— begin —

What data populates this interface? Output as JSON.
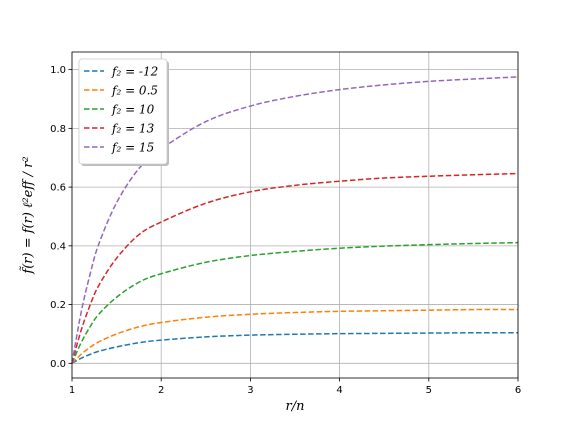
{
  "chart_data": {
    "type": "line",
    "xlabel": "r/n",
    "ylabel": "f̃(r) = f(r) ℓ²eff / r²",
    "xlim": [
      1,
      6
    ],
    "ylim": [
      -0.05,
      1.06
    ],
    "x_ticks": [
      "1",
      "2",
      "3",
      "4",
      "5",
      "6"
    ],
    "y_ticks": [
      "0.0",
      "0.2",
      "0.4",
      "0.6",
      "0.8",
      "1.0"
    ],
    "grid": true,
    "legend_position": "top-left",
    "line_style": "dashed",
    "x": [
      1.0,
      1.1,
      1.2,
      1.3,
      1.5,
      1.75,
      2.0,
      2.5,
      3.0,
      3.5,
      4.0,
      4.5,
      5.0,
      5.5,
      6.0
    ],
    "series": [
      {
        "name": "f₂ = -12",
        "color": "#1f77b4",
        "values": [
          0.0,
          0.017,
          0.03,
          0.041,
          0.056,
          0.07,
          0.079,
          0.09,
          0.096,
          0.099,
          0.101,
          0.102,
          0.103,
          0.104,
          0.104
        ]
      },
      {
        "name": "f₂ = 0.5",
        "color": "#ff7f0e",
        "values": [
          0.0,
          0.03,
          0.054,
          0.073,
          0.1,
          0.124,
          0.139,
          0.157,
          0.167,
          0.173,
          0.177,
          0.179,
          0.181,
          0.183,
          0.183
        ]
      },
      {
        "name": "f₂ = 10",
        "color": "#2ca02c",
        "values": [
          0.0,
          0.069,
          0.123,
          0.167,
          0.225,
          0.276,
          0.305,
          0.344,
          0.367,
          0.381,
          0.392,
          0.399,
          0.404,
          0.408,
          0.411
        ]
      },
      {
        "name": "f₂ = 13",
        "color": "#d62728",
        "values": [
          0.0,
          0.11,
          0.196,
          0.265,
          0.358,
          0.438,
          0.481,
          0.545,
          0.584,
          0.606,
          0.62,
          0.631,
          0.637,
          0.642,
          0.646
        ]
      },
      {
        "name": "f₂ = 15",
        "color": "#9467bd",
        "values": [
          0.0,
          0.17,
          0.3,
          0.406,
          0.547,
          0.663,
          0.73,
          0.823,
          0.876,
          0.909,
          0.932,
          0.948,
          0.96,
          0.968,
          0.975
        ]
      }
    ]
  }
}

— end —

GOAL:
Each record above should come back exactly the same, only without its pictures.

FULL ANSWER:
What data populates this interface? Output as JSON.
{
  "chart_data": {
    "type": "line",
    "xlabel": "r/n",
    "ylabel": "f̃(r) = f(r) ℓ²eff / r²",
    "xlim": [
      1,
      6
    ],
    "ylim": [
      -0.05,
      1.06
    ],
    "x_ticks": [
      "1",
      "2",
      "3",
      "4",
      "5",
      "6"
    ],
    "y_ticks": [
      "0.0",
      "0.2",
      "0.4",
      "0.6",
      "0.8",
      "1.0"
    ],
    "grid": true,
    "legend_position": "top-left",
    "line_style": "dashed",
    "x": [
      1.0,
      1.1,
      1.2,
      1.3,
      1.5,
      1.75,
      2.0,
      2.5,
      3.0,
      3.5,
      4.0,
      4.5,
      5.0,
      5.5,
      6.0
    ],
    "series": [
      {
        "name": "f₂ = -12",
        "color": "#1f77b4",
        "values": [
          0.0,
          0.017,
          0.03,
          0.041,
          0.056,
          0.07,
          0.079,
          0.09,
          0.096,
          0.099,
          0.101,
          0.102,
          0.103,
          0.104,
          0.104
        ]
      },
      {
        "name": "f₂ = 0.5",
        "color": "#ff7f0e",
        "values": [
          0.0,
          0.03,
          0.054,
          0.073,
          0.1,
          0.124,
          0.139,
          0.157,
          0.167,
          0.173,
          0.177,
          0.179,
          0.181,
          0.183,
          0.183
        ]
      },
      {
        "name": "f₂ = 10",
        "color": "#2ca02c",
        "values": [
          0.0,
          0.069,
          0.123,
          0.167,
          0.225,
          0.276,
          0.305,
          0.344,
          0.367,
          0.381,
          0.392,
          0.399,
          0.404,
          0.408,
          0.411
        ]
      },
      {
        "name": "f₂ = 13",
        "color": "#d62728",
        "values": [
          0.0,
          0.11,
          0.196,
          0.265,
          0.358,
          0.438,
          0.481,
          0.545,
          0.584,
          0.606,
          0.62,
          0.631,
          0.637,
          0.642,
          0.646
        ]
      },
      {
        "name": "f₂ = 15",
        "color": "#9467bd",
        "values": [
          0.0,
          0.17,
          0.3,
          0.406,
          0.547,
          0.663,
          0.73,
          0.823,
          0.876,
          0.909,
          0.932,
          0.948,
          0.96,
          0.968,
          0.975
        ]
      }
    ]
  }
}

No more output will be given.